# Set exercise:
Reproduce the listing word for word. Skip any image.

--- Begin Records to use ---

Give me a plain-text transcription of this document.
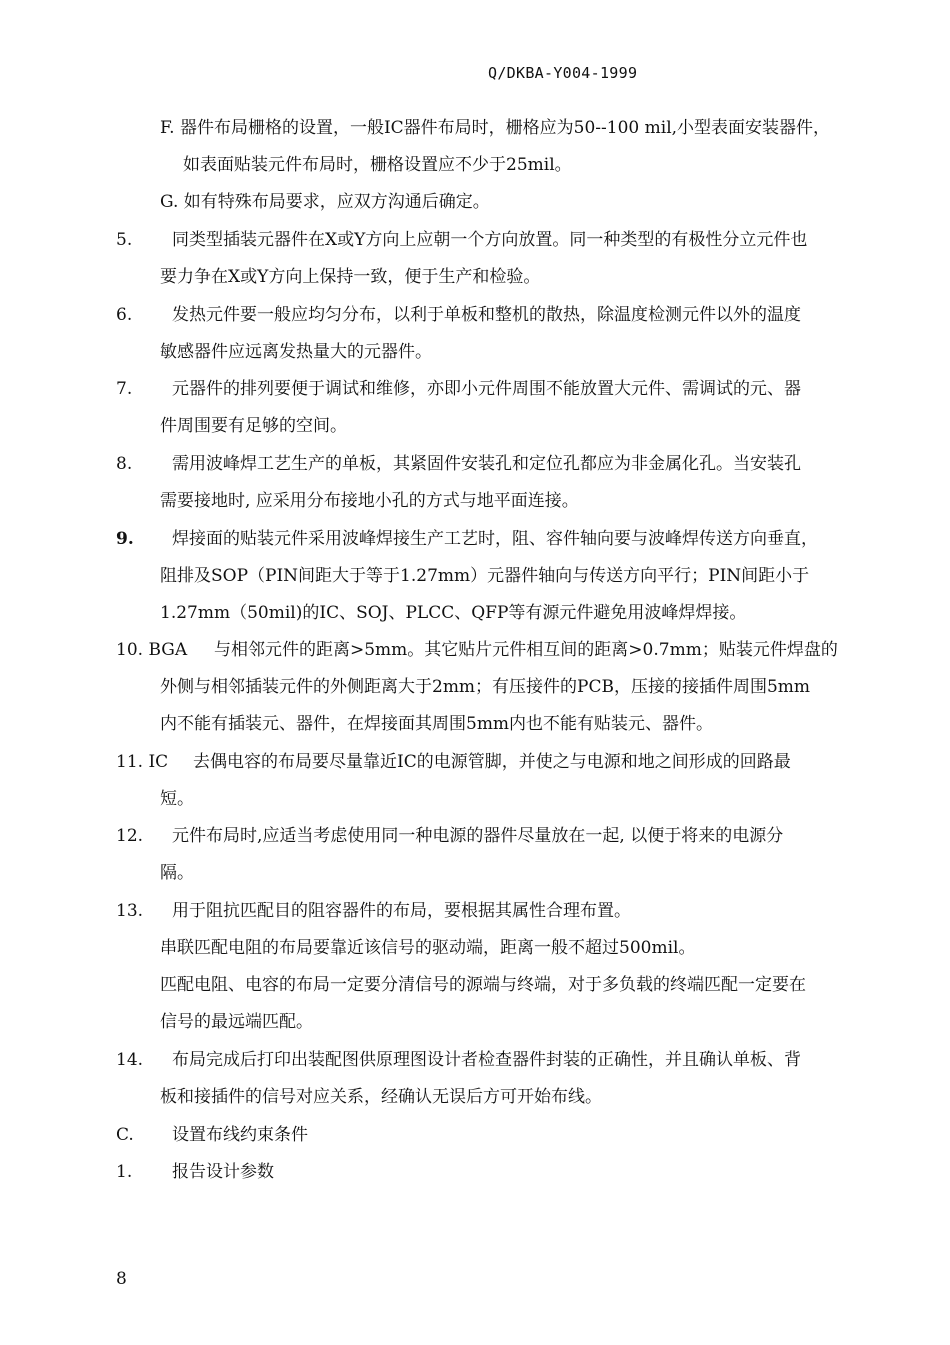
Q/DKBA-Y004-1999
F. 器件布局栅格的设置，一般IC器件布局时，栅格应为50--100 mil,小型表面安装器件，
如表面贴装元件布局时，栅格设置应不少于25mil。
G. 如有特殊布局要求，应双方沟通后确定。
5. 同类型插装元器件在X或Y方向上应朝一个方向放置。同一种类型的有极性分立元件也
要力争在X或Y方向上保持一致，便于生产和检验。
6. 发热元件要一般应均匀分布，以利于单板和整机的散热，除温度检测元件以外的温度
敏感器件应远离发热量大的元器件。
7. 元器件的排列要便于调试和维修，亦即小元件周围不能放置大元件、需调试的元、器
件周围要有足够的空间。
8. 需用波峰焊工艺生产的单板，其紧固件安装孔和定位孔都应为非金属化孔。当安装孔
需要接地时, 应采用分布接地小孔的方式与地平面连接。
9. 焊接面的贴装元件采用波峰焊接生产工艺时，阻、容件轴向要与波峰焊传送方向垂直，
阻排及SOP（PIN间距大于等于1.27mm）元器件轴向与传送方向平行；PIN间距小于
1.27mm（50mil)的IC、SOJ、PLCC、QFP等有源元件避免用波峰焊焊接。
10. BGA 与相邻元件的距离>5mm。其它贴片元件相互间的距离>0.7mm；贴装元件焊盘的
外侧与相邻插装元件的外侧距离大于2mm；有压接件的PCB，压接的接插件周围5mm
内不能有插装元、器件，在焊接面其周围5mm内也不能有贴装元、器件。
11. IC 去偶电容的布局要尽量靠近IC的电源管脚，并使之与电源和地之间形成的回路最
短。
12. 元件布局时,应适当考虑使用同一种电源的器件尽量放在一起, 以便于将来的电源分
隔。
13. 用于阻抗匹配目的阻容器件的布局，要根据其属性合理布置。
串联匹配电阻的布局要靠近该信号的驱动端，距离一般不超过500mil。
匹配电阻、电容的布局一定要分清信号的源端与终端，对于多负载的终端匹配一定要在
信号的最远端匹配。
14. 布局完成后打印出装配图供原理图设计者检查器件封装的正确性，并且确认单板、背
板和接插件的信号对应关系，经确认无误后方可开始布线。
C. 设置布线约束条件
1. 报告设计参数
8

--- End Records to use ---

# Task output:
Give me a plain-text transcription of this document.
Q/DKBA-Y004-1999
F. 器件布局栅格的设置，一般IC器件布局时，栅格应为50--100 mil,小型表面安装器件，
如表面贴装元件布局时，栅格设置应不少于25mil。
G. 如有特殊布局要求，应双方沟通后确定。
5. 同类型插装元器件在X或Y方向上应朝一个方向放置。同一种类型的有极性分立元件也
要力争在X或Y方向上保持一致，便于生产和检验。
6. 发热元件要一般应均匀分布，以利于单板和整机的散热，除温度检测元件以外的温度
敏感器件应远离发热量大的元器件。
7. 元器件的排列要便于调试和维修，亦即小元件周围不能放置大元件、需调试的元、器
件周围要有足够的空间。
8. 需用波峰焊工艺生产的单板，其紧固件安装孔和定位孔都应为非金属化孔。当安装孔
需要接地时, 应采用分布接地小孔的方式与地平面连接。
9. 焊接面的贴装元件采用波峰焊接生产工艺时，阻、容件轴向要与波峰焊传送方向垂直，
阻排及SOP（PIN间距大于等于1.27mm）元器件轴向与传送方向平行；PIN间距小于
1.27mm（50mil)的IC、SOJ、PLCC、QFP等有源元件避免用波峰焊焊接。
10. BGA 与相邻元件的距离>5mm。其它贴片元件相互间的距离>0.7mm；贴装元件焊盘的
外侧与相邻插装元件的外侧距离大于2mm；有压接件的PCB，压接的接插件周围5mm
内不能有插装元、器件，在焊接面其周围5mm内也不能有贴装元、器件。
11. IC 去偶电容的布局要尽量靠近IC的电源管脚，并使之与电源和地之间形成的回路最
短。
12. 元件布局时,应适当考虑使用同一种电源的器件尽量放在一起, 以便于将来的电源分
隔。
13. 用于阻抗匹配目的阻容器件的布局，要根据其属性合理布置。
串联匹配电阻的布局要靠近该信号的驱动端，距离一般不超过500mil。
匹配电阻、电容的布局一定要分清信号的源端与终端，对于多负载的终端匹配一定要在
信号的最远端匹配。
14. 布局完成后打印出装配图供原理图设计者检查器件封装的正确性，并且确认单板、背
板和接插件的信号对应关系，经确认无误后方可开始布线。
C. 设置布线约束条件
1. 报告设计参数
8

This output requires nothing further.